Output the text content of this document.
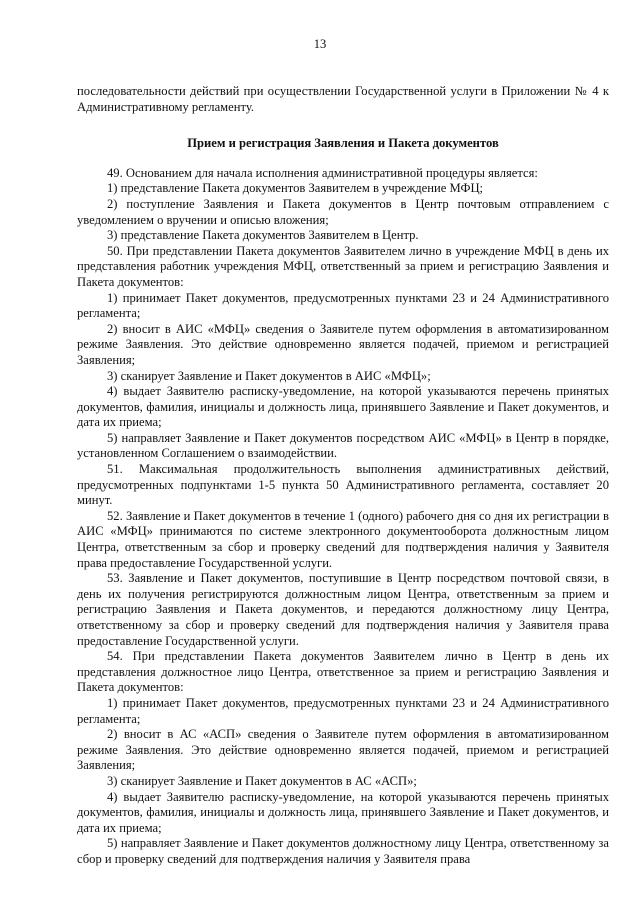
13

последовательности действий при осуществлении Государственной услуги в Приложении № 4 к Административному регламенту.

Прием и регистрация Заявления и Пакета документов

49. Основанием для начала исполнения административной процедуры является:

1) представление Пакета документов Заявителем в учреждение МФЦ;

2) поступление Заявления и Пакета документов в Центр почтовым отправлением с уведомлением о вручении и описью вложения;

3) представление Пакета документов Заявителем в Центр.

50. При представлении Пакета документов Заявителем лично в учреждение МФЦ в день их представления работник учреждения МФЦ, ответственный за прием и регистрацию Заявления и Пакета документов:

1) принимает Пакет документов, предусмотренных пунктами 23 и 24 Административного регламента;

2) вносит в АИС «МФЦ» сведения о Заявителе путем оформления в автоматизированном режиме Заявления. Это действие одновременно является подачей, приемом и регистрацией Заявления;

3) сканирует Заявление и Пакет документов в АИС «МФЦ»;

4) выдает Заявителю расписку-уведомление, на которой указываются перечень принятых документов, фамилия, инициалы и должность лица, принявшего Заявление и Пакет документов, и дата их приема;

5) направляет Заявление и Пакет документов посредством АИС «МФЦ» в Центр в порядке, установленном Соглашением о взаимодействии.

51. Максимальная продолжительность выполнения административных действий, предусмотренных подпунктами 1-5 пункта 50 Административного регламента, составляет 20 минут.

52. Заявление и Пакет документов в течение 1 (одного) рабочего дня со дня их регистрации в АИС «МФЦ» принимаются по системе электронного документооборота должностным лицом Центра, ответственным за сбор и проверку сведений для подтверждения наличия у Заявителя права предоставление Государственной услуги.

53. Заявление и Пакет документов, поступившие в Центр посредством почтовой связи, в день их получения регистрируются должностным лицом Центра, ответственным за прием и регистрацию Заявления и Пакета документов, и передаются должностному лицу Центра, ответственному за сбор и проверку сведений для подтверждения наличия у Заявителя права предоставление Государственной услуги.

54. При представлении Пакета документов Заявителем лично в Центр в день их представления должностное лицо Центра, ответственное за прием и регистрацию Заявления и Пакета документов:

1) принимает Пакет документов, предусмотренных пунктами 23 и 24 Административного регламента;

2) вносит в АС «АСП» сведения о Заявителе путем оформления в автоматизированном режиме Заявления. Это действие одновременно является подачей, приемом и регистрацией Заявления;

3) сканирует Заявление и Пакет документов в АС «АСП»;

4) выдает Заявителю расписку-уведомление, на которой указываются перечень принятых документов, фамилия, инициалы и должность лица, принявшего Заявление и Пакет документов, и дата их приема;

5) направляет Заявление и Пакет документов должностному лицу Центра, ответственному за сбор и проверку сведений для подтверждения наличия у Заявителя права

____

== PROBLEM STATEMENT ==
What is the number of lines in the records that contain the word "вносит"? Answer with the number and nothing else.

== FINISHED ANSWER ==
2